## start THE RECORDS

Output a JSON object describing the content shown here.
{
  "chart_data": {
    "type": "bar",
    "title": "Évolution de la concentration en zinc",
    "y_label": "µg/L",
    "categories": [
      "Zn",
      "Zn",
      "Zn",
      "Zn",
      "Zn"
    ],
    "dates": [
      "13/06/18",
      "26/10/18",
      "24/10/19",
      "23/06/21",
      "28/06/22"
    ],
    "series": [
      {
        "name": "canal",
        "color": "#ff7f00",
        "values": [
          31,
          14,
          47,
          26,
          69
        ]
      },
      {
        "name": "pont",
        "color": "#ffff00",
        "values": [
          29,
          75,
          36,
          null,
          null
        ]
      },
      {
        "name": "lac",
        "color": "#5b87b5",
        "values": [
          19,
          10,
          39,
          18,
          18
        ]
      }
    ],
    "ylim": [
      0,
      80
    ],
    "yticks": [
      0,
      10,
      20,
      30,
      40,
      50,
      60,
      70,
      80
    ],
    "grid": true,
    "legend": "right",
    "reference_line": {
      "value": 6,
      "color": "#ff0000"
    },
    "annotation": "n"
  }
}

## end THE RECORDS

STATED EXERCISE.
Go through the listing above and return every line where the word "color" occurs.

RESPONSE TO THE EXERCISE.
        "color": "#ff7f00",
        "color": "#ffff00",
        "color": "#5b87b5",
      "color": "#ff0000"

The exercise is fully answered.